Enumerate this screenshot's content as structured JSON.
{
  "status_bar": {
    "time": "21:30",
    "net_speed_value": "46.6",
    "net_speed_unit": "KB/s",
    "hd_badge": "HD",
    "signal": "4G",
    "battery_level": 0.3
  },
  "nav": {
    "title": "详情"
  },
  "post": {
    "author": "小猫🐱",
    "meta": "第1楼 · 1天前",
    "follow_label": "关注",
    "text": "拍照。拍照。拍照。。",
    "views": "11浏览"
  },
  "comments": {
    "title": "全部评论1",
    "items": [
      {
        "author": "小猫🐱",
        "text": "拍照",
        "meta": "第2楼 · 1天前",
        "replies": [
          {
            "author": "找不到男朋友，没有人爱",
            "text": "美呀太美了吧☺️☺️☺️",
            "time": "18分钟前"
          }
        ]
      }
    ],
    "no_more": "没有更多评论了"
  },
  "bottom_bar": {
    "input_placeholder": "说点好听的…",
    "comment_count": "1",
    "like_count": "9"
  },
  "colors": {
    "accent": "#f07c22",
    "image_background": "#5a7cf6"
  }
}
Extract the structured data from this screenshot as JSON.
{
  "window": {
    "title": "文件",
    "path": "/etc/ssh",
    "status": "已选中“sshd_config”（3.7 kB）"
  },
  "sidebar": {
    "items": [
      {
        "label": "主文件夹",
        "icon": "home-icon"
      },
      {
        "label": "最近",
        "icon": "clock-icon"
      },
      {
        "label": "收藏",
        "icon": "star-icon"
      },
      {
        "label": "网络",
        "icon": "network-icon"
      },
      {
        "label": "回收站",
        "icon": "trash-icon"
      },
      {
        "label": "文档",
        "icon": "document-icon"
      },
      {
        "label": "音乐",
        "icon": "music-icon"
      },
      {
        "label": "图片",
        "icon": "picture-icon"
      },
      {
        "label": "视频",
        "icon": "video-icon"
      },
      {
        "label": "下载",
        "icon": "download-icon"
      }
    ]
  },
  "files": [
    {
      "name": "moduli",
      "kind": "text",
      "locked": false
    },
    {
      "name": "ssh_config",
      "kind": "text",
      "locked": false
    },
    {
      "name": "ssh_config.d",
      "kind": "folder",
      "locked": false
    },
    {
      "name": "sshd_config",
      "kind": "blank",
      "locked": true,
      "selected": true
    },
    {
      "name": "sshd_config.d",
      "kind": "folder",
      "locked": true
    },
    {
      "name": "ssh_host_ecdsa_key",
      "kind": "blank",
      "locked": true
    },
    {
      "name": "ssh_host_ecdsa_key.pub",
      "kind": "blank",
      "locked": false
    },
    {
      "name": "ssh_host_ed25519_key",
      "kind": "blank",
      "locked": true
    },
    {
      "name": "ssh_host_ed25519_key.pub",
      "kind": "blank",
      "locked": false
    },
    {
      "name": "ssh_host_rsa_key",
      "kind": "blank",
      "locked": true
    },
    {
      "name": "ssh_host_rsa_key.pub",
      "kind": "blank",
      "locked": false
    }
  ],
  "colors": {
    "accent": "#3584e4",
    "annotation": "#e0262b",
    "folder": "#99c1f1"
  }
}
* * *
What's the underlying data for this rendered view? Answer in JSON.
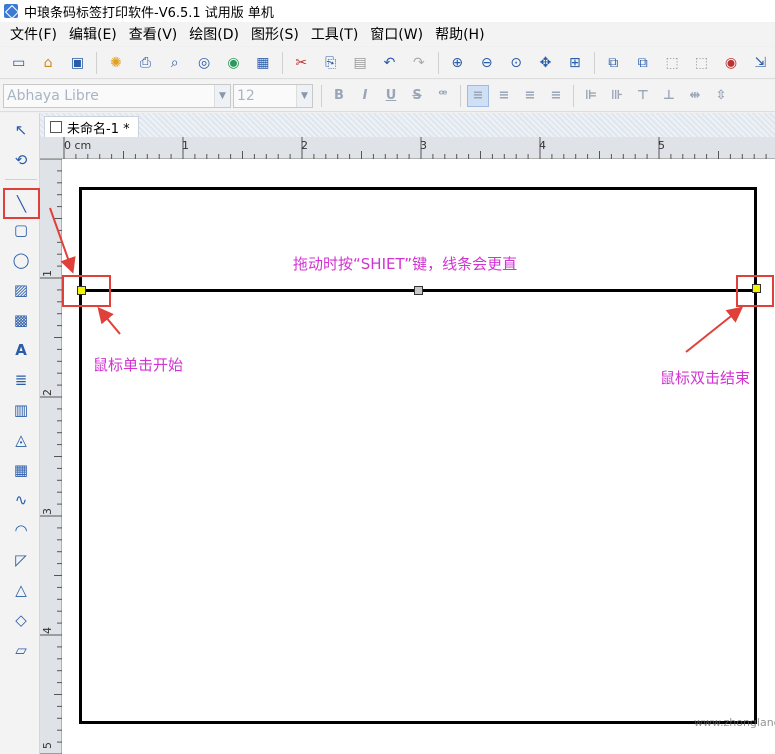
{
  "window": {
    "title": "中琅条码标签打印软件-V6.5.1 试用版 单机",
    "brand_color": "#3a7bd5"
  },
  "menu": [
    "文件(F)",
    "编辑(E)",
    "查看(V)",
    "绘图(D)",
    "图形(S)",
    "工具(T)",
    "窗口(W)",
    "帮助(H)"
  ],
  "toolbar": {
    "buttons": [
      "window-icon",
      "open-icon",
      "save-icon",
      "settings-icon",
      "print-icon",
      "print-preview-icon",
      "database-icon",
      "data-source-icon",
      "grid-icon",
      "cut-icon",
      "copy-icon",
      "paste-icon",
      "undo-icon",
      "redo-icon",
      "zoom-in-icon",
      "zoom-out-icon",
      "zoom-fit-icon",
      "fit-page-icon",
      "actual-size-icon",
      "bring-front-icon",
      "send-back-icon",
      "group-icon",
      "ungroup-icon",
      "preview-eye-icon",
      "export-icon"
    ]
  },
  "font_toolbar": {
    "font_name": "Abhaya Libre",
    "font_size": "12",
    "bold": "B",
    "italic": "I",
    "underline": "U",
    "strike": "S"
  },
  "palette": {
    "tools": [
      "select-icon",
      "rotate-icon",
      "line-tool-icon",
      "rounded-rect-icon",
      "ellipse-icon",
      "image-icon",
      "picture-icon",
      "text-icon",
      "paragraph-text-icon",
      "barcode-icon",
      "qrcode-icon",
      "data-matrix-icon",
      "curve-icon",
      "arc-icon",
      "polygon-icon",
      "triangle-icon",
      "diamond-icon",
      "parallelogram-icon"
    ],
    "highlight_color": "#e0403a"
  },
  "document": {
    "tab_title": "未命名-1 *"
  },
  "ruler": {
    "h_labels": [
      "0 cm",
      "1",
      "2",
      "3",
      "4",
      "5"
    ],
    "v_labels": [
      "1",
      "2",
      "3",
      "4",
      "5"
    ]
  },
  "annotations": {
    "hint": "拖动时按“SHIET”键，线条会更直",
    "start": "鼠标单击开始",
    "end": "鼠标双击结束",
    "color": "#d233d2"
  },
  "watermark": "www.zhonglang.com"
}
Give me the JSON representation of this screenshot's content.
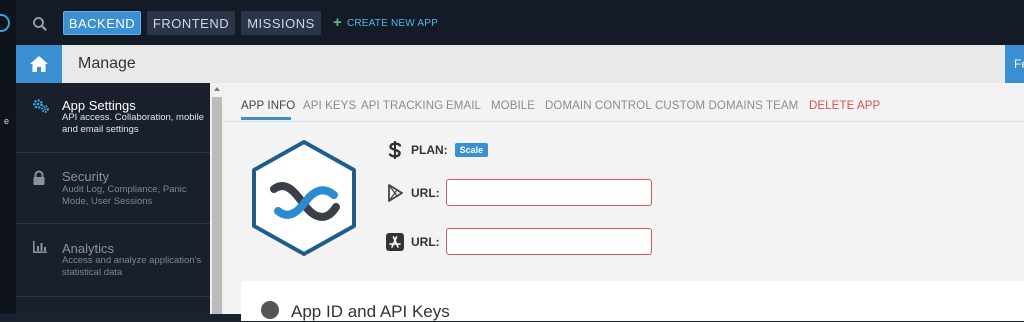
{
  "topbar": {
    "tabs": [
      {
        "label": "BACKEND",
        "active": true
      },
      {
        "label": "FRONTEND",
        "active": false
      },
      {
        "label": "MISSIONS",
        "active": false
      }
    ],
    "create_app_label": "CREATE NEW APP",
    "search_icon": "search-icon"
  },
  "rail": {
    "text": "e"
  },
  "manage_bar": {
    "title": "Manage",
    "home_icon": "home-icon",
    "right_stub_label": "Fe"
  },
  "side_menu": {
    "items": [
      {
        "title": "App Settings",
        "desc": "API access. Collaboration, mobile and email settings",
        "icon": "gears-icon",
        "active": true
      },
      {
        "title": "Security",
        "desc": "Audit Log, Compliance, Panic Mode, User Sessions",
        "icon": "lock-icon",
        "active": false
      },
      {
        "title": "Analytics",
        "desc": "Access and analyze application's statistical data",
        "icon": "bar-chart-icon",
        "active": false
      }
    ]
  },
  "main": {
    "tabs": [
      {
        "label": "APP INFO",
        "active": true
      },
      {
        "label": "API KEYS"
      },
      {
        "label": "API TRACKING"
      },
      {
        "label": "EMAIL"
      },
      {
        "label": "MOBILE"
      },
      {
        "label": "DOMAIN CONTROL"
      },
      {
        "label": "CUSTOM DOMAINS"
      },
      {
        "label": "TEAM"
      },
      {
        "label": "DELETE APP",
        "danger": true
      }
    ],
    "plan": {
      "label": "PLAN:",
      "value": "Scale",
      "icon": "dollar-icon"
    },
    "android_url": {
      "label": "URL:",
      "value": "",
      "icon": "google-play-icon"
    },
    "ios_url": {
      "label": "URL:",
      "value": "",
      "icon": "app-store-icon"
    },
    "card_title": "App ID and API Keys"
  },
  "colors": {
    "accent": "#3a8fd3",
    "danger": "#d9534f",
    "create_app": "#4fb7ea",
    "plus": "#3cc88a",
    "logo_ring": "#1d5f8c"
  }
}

▶ [PROBLEM] Search the listing above for the string "text". Copy every line that contains it.

▶ [THE ANSWER]
    "text": "拍照。拍照。拍照。。",
        "text": "拍照",
            "text": "美呀太美了吧☺️☺️☺️",
      "kind": "text",
      "kind": "text",
      "text-icon",
      "paragraph-text-icon",
    "text": "e"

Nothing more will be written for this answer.